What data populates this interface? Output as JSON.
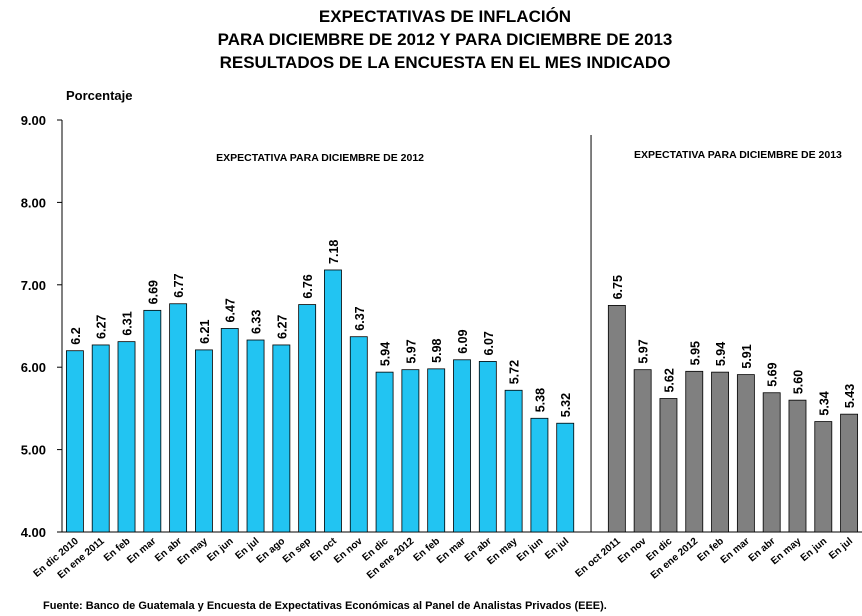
{
  "chart_data": {
    "type": "bar",
    "title": [
      "EXPECTATIVAS DE INFLACIÓN",
      "PARA DICIEMBRE DE 2012 Y PARA DICIEMBRE DE 2013",
      "RESULTADOS DE LA ENCUESTA EN EL MES INDICADO"
    ],
    "y_label": "Porcentaje",
    "source": "Fuente: Banco de Guatemala y Encuesta de Expectativas Económicas al Panel de Analistas Privados (EEE).",
    "categories": [
      "En dic 2010",
      "En ene 2011",
      "En feb",
      "En mar",
      "En abr",
      "En may",
      "En jun",
      "En jul",
      "En ago",
      "En sep",
      "En oct",
      "En nov",
      "En dic",
      "En ene 2012",
      "En feb",
      "En mar",
      "En abr",
      "En may",
      "En jun",
      "En jul",
      null,
      "En oct 2011",
      "En nov",
      "En dic",
      "En ene 2012",
      "En feb",
      "En mar",
      "En abr",
      "En may",
      "En jun",
      "En jul"
    ],
    "series": [
      {
        "name": "EXPECTATIVA PARA DICIEMBRE DE 2012",
        "color": "#22c4f2",
        "values": [
          6.2,
          6.27,
          6.31,
          6.69,
          6.77,
          6.21,
          6.47,
          6.33,
          6.27,
          6.76,
          7.18,
          6.37,
          5.94,
          5.97,
          5.98,
          6.09,
          6.07,
          5.72,
          5.38,
          5.32,
          null,
          null,
          null,
          null,
          null,
          null,
          null,
          null,
          null,
          null,
          null
        ],
        "value_labels": [
          "6.2",
          "6.27",
          "6.31",
          "6.69",
          "6.77",
          "6.21",
          "6.47",
          "6.33",
          "6.27",
          "6.76",
          "7.18",
          "6.37",
          "5.94",
          "5.97",
          "5.98",
          "6.09",
          "6.07",
          "5.72",
          "5.38",
          "5.32",
          null,
          null,
          null,
          null,
          null,
          null,
          null,
          null,
          null,
          null,
          null
        ]
      },
      {
        "name": "EXPECTATIVA PARA DICIEMBRE DE 2013",
        "color": "#808080",
        "values": [
          null,
          null,
          null,
          null,
          null,
          null,
          null,
          null,
          null,
          null,
          null,
          null,
          null,
          null,
          null,
          null,
          null,
          null,
          null,
          null,
          null,
          6.75,
          5.97,
          5.62,
          5.95,
          5.94,
          5.91,
          5.69,
          5.6,
          5.34,
          5.43
        ],
        "value_labels": [
          null,
          null,
          null,
          null,
          null,
          null,
          null,
          null,
          null,
          null,
          null,
          null,
          null,
          null,
          null,
          null,
          null,
          null,
          null,
          null,
          null,
          "6.75",
          "5.97",
          "5.62",
          "5.95",
          "5.94",
          "5.91",
          "5.69",
          "5.60",
          "5.34",
          "5.43"
        ]
      }
    ],
    "ylim": [
      4,
      9
    ],
    "yticks": [
      {
        "value": 4,
        "label": "4.00"
      },
      {
        "value": 5,
        "label": "5.00"
      },
      {
        "value": 6,
        "label": "6.00"
      },
      {
        "value": 7,
        "label": "7.00"
      },
      {
        "value": 8,
        "label": "8.00"
      },
      {
        "value": 9,
        "label": "9.00"
      }
    ],
    "grid": false
  }
}
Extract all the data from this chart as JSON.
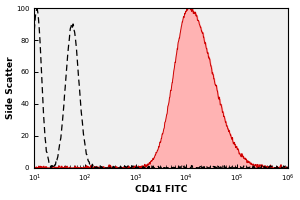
{
  "xlabel": "CD41 FITC",
  "ylabel": "Side Scatter",
  "ylim": [
    0,
    100
  ],
  "yticks": [
    0,
    20,
    40,
    60,
    80,
    100
  ],
  "ytick_labels": [
    "0",
    "20",
    "40",
    "60",
    "80",
    "100"
  ],
  "xlim_log10": [
    1,
    6
  ],
  "xtick_positions": [
    1,
    2,
    3,
    4,
    5,
    6
  ],
  "bg_color": "#f0f0f0",
  "dashed_color": "black",
  "red_fill_color": "#ffb3b3",
  "red_line_color": "#cc0000",
  "dashed_peak1_mu": 1.05,
  "dashed_peak1_sig": 0.09,
  "dashed_peak1_amp": 100,
  "dashed_peak2_mu": 1.75,
  "dashed_peak2_sig": 0.13,
  "dashed_peak2_amp": 90,
  "red_mu": 4.05,
  "red_sig": 0.42,
  "red_amp": 100,
  "noise_sigma_dashed": 2.0,
  "noise_sigma_red": 1.5,
  "random_seed": 77
}
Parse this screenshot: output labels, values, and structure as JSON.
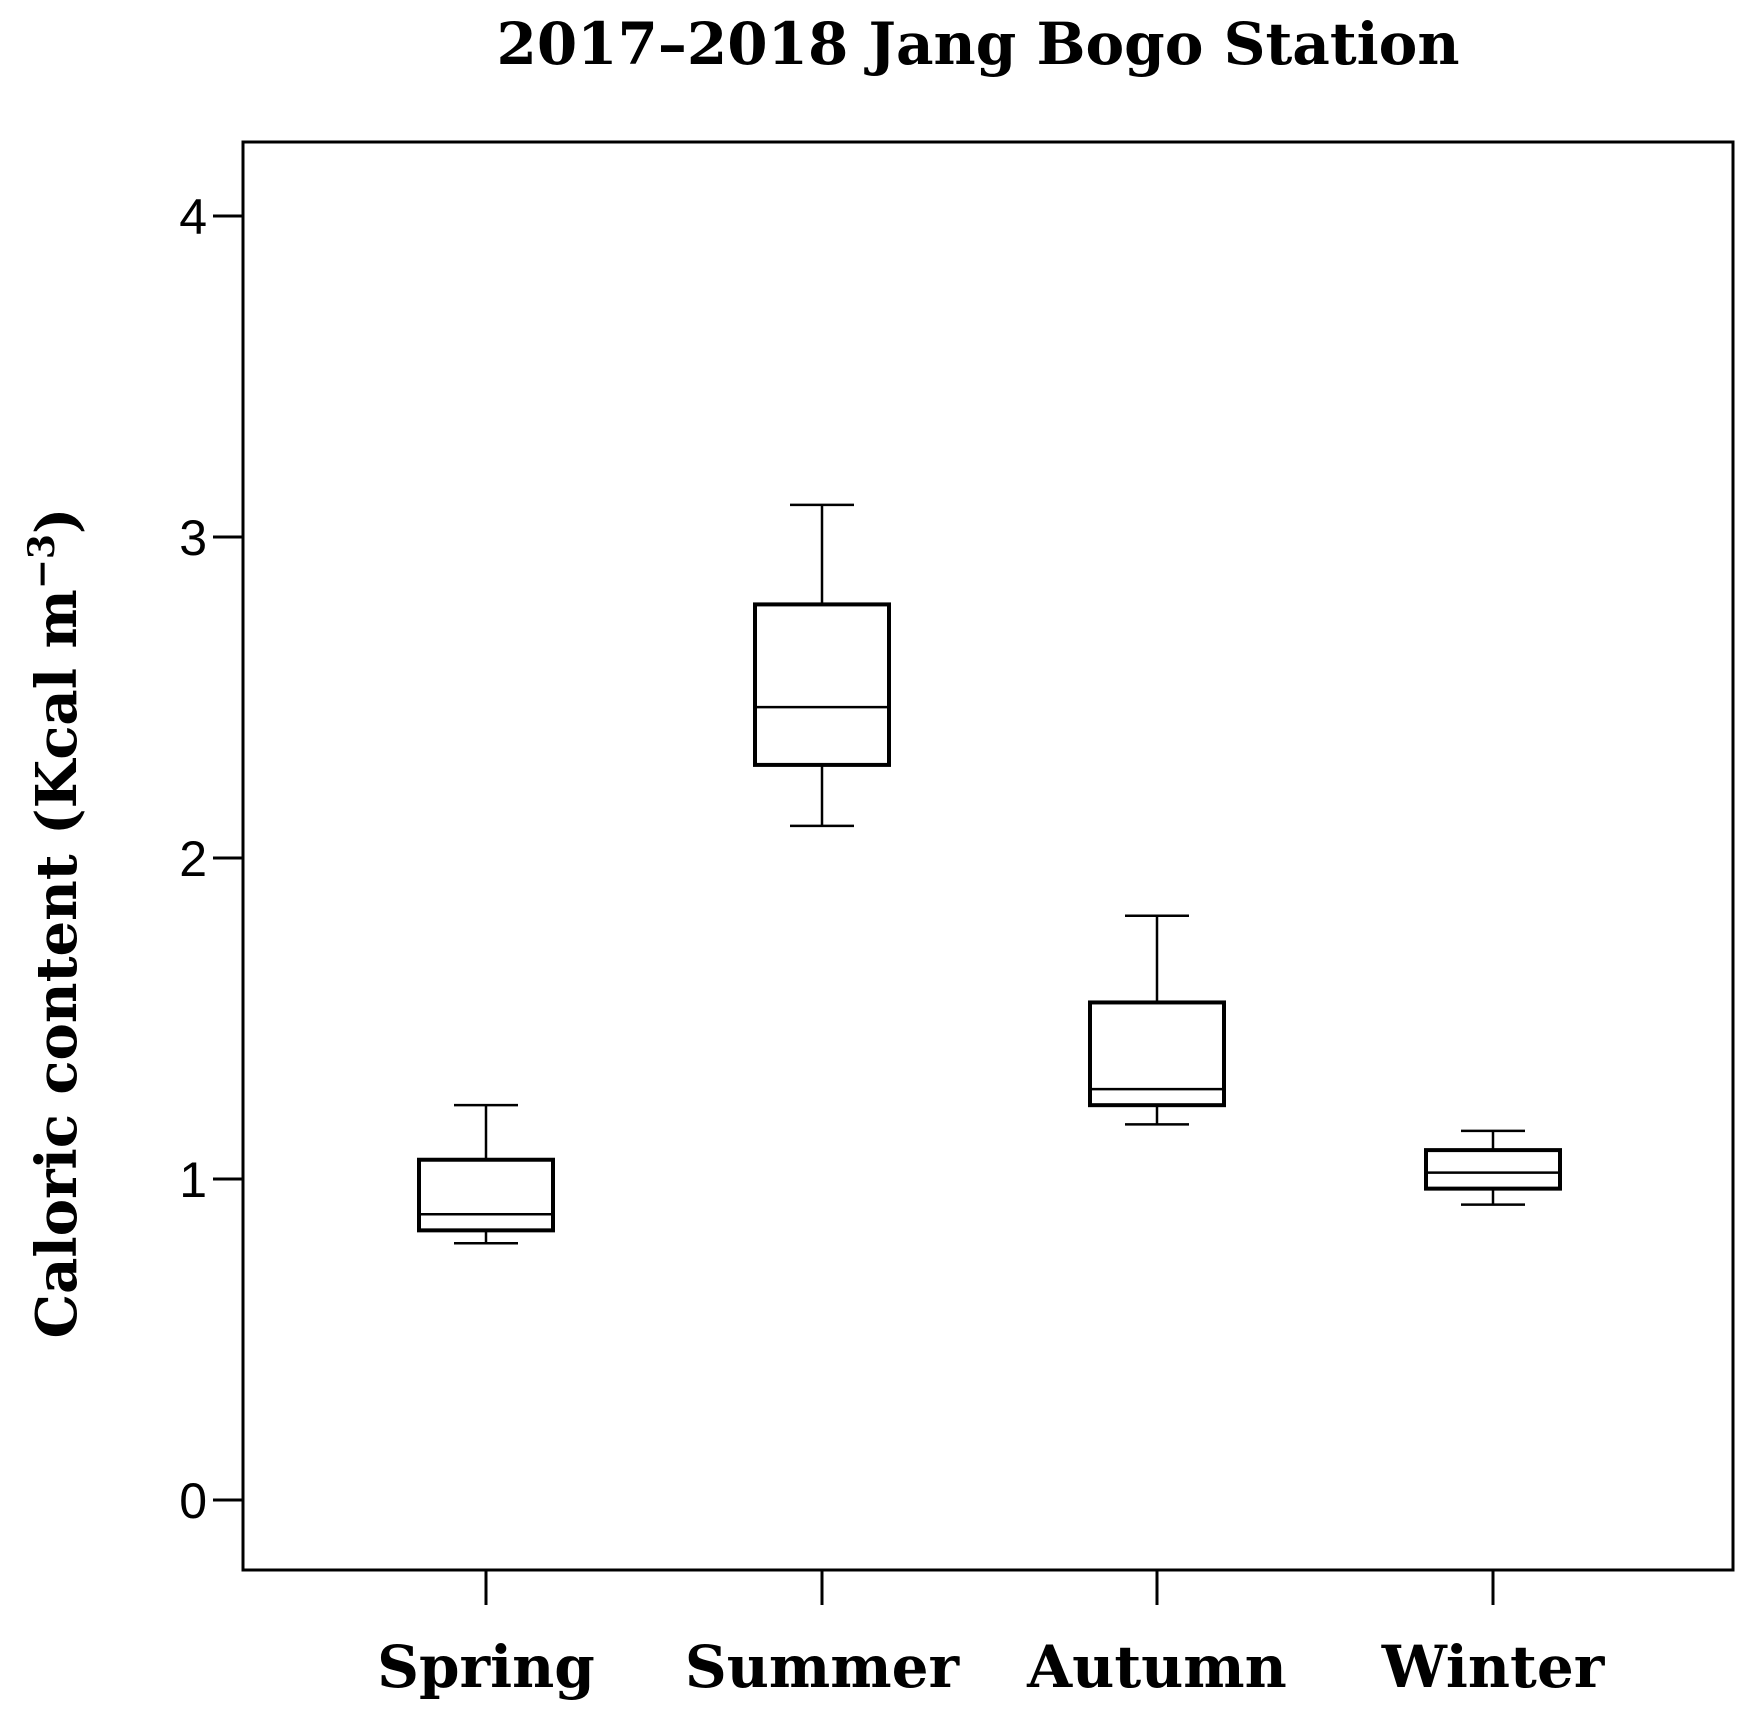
{
  "chart_data": {
    "type": "box",
    "title": "2017–2018 Jang Bogo Station",
    "ylabel_main": "Caloric content (Kcal m",
    "ylabel_sup": "−3",
    "ylabel_end": ")",
    "xlabel": "",
    "ylim": [
      -0.2,
      4.22
    ],
    "yticks": [
      0,
      1,
      2,
      3,
      4
    ],
    "ytick_labels": [
      "0",
      "1",
      "2",
      "3",
      "4"
    ],
    "grid": false,
    "categories": [
      "Spring",
      "Summer",
      "Autumn",
      "Winter"
    ],
    "boxes": [
      {
        "category": "Spring",
        "whisker_low": 0.8,
        "q1": 0.84,
        "median": 0.89,
        "q3": 1.06,
        "whisker_high": 1.23
      },
      {
        "category": "Summer",
        "whisker_low": 2.1,
        "q1": 2.29,
        "median": 2.47,
        "q3": 2.79,
        "whisker_high": 3.1
      },
      {
        "category": "Autumn",
        "whisker_low": 1.17,
        "q1": 1.23,
        "median": 1.28,
        "q3": 1.55,
        "whisker_high": 1.82
      },
      {
        "category": "Winter",
        "whisker_low": 0.92,
        "q1": 0.97,
        "median": 1.02,
        "q3": 1.09,
        "whisker_high": 1.15
      }
    ]
  }
}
※ ※ ※
● WHAT TO PRODUCE
Write out all the entries again, word for word, and print no images.

● PROBLEM SOLUTION
What data populates this interface? Output as JSON.
{
  "chart_data": {
    "type": "bar",
    "title": [
      "EXPECTATIVAS DE INFLACIÓN",
      "PARA DICIEMBRE DE 2012 Y PARA DICIEMBRE DE 2013",
      "RESULTADOS DE LA ENCUESTA EN EL MES INDICADO"
    ],
    "y_label": "Porcentaje",
    "source": "Fuente: Banco de Guatemala y Encuesta de Expectativas Económicas al Panel de Analistas Privados (EEE).",
    "categories": [
      "En dic 2010",
      "En ene 2011",
      "En feb",
      "En mar",
      "En abr",
      "En may",
      "En jun",
      "En jul",
      "En ago",
      "En sep",
      "En oct",
      "En nov",
      "En dic",
      "En ene 2012",
      "En feb",
      "En mar",
      "En abr",
      "En may",
      "En jun",
      "En jul",
      null,
      "En oct 2011",
      "En nov",
      "En dic",
      "En ene 2012",
      "En feb",
      "En mar",
      "En abr",
      "En may",
      "En jun",
      "En jul"
    ],
    "series": [
      {
        "name": "EXPECTATIVA PARA DICIEMBRE DE 2012",
        "color": "#22c4f2",
        "values": [
          6.2,
          6.27,
          6.31,
          6.69,
          6.77,
          6.21,
          6.47,
          6.33,
          6.27,
          6.76,
          7.18,
          6.37,
          5.94,
          5.97,
          5.98,
          6.09,
          6.07,
          5.72,
          5.38,
          5.32,
          null,
          null,
          null,
          null,
          null,
          null,
          null,
          null,
          null,
          null,
          null
        ],
        "value_labels": [
          "6.2",
          "6.27",
          "6.31",
          "6.69",
          "6.77",
          "6.21",
          "6.47",
          "6.33",
          "6.27",
          "6.76",
          "7.18",
          "6.37",
          "5.94",
          "5.97",
          "5.98",
          "6.09",
          "6.07",
          "5.72",
          "5.38",
          "5.32",
          null,
          null,
          null,
          null,
          null,
          null,
          null,
          null,
          null,
          null,
          null
        ]
      },
      {
        "name": "EXPECTATIVA PARA DICIEMBRE DE 2013",
        "color": "#808080",
        "values": [
          null,
          null,
          null,
          null,
          null,
          null,
          null,
          null,
          null,
          null,
          null,
          null,
          null,
          null,
          null,
          null,
          null,
          null,
          null,
          null,
          null,
          6.75,
          5.97,
          5.62,
          5.95,
          5.94,
          5.91,
          5.69,
          5.6,
          5.34,
          5.43
        ],
        "value_labels": [
          null,
          null,
          null,
          null,
          null,
          null,
          null,
          null,
          null,
          null,
          null,
          null,
          null,
          null,
          null,
          null,
          null,
          null,
          null,
          null,
          null,
          "6.75",
          "5.97",
          "5.62",
          "5.95",
          "5.94",
          "5.91",
          "5.69",
          "5.60",
          "5.34",
          "5.43"
        ]
      }
    ],
    "ylim": [
      4,
      9
    ],
    "yticks": [
      {
        "value": 4,
        "label": "4.00"
      },
      {
        "value": 5,
        "label": "5.00"
      },
      {
        "value": 6,
        "label": "6.00"
      },
      {
        "value": 7,
        "label": "7.00"
      },
      {
        "value": 8,
        "label": "8.00"
      },
      {
        "value": 9,
        "label": "9.00"
      }
    ],
    "grid": false
  }
}
Extract all the data from this chart as JSON.
{
  "xlabel": "CD41 FITC",
  "ylabel": "Side Scatter",
  "ylim": [
    0,
    100
  ],
  "yticks": [
    0,
    20,
    40,
    60,
    80,
    100
  ],
  "ytick_labels": [
    "0",
    "20",
    "40",
    "60",
    "80",
    "100"
  ],
  "xlim_log10": [
    1,
    6
  ],
  "xtick_positions": [
    1,
    2,
    3,
    4,
    5,
    6
  ],
  "bg_color": "#f0f0f0",
  "dashed_color": "black",
  "red_fill_color": "#ffb3b3",
  "red_line_color": "#cc0000",
  "dashed_peak1_mu": 1.05,
  "dashed_peak1_sig": 0.09,
  "dashed_peak1_amp": 100,
  "dashed_peak2_mu": 1.75,
  "dashed_peak2_sig": 0.13,
  "dashed_peak2_amp": 90,
  "red_mu": 4.05,
  "red_sig": 0.42,
  "red_amp": 100,
  "noise_sigma_dashed": 2.0,
  "noise_sigma_red": 1.5,
  "random_seed": 77
}
Parse this screenshot: output labels, values, and structure as JSON.
{
  "chart_data": {
    "type": "box",
    "title": "2017–2018 Jang Bogo Station",
    "ylabel_main": "Caloric content (Kcal m",
    "ylabel_sup": "−3",
    "ylabel_end": ")",
    "xlabel": "",
    "ylim": [
      -0.2,
      4.22
    ],
    "yticks": [
      0,
      1,
      2,
      3,
      4
    ],
    "ytick_labels": [
      "0",
      "1",
      "2",
      "3",
      "4"
    ],
    "grid": false,
    "categories": [
      "Spring",
      "Summer",
      "Autumn",
      "Winter"
    ],
    "boxes": [
      {
        "category": "Spring",
        "whisker_low": 0.8,
        "q1": 0.84,
        "median": 0.89,
        "q3": 1.06,
        "whisker_high": 1.23
      },
      {
        "category": "Summer",
        "whisker_low": 2.1,
        "q1": 2.29,
        "median": 2.47,
        "q3": 2.79,
        "whisker_high": 3.1
      },
      {
        "category": "Autumn",
        "whisker_low": 1.17,
        "q1": 1.23,
        "median": 1.28,
        "q3": 1.55,
        "whisker_high": 1.82
      },
      {
        "category": "Winter",
        "whisker_low": 0.92,
        "q1": 0.97,
        "median": 1.02,
        "q3": 1.09,
        "whisker_high": 1.15
      }
    ]
  }
}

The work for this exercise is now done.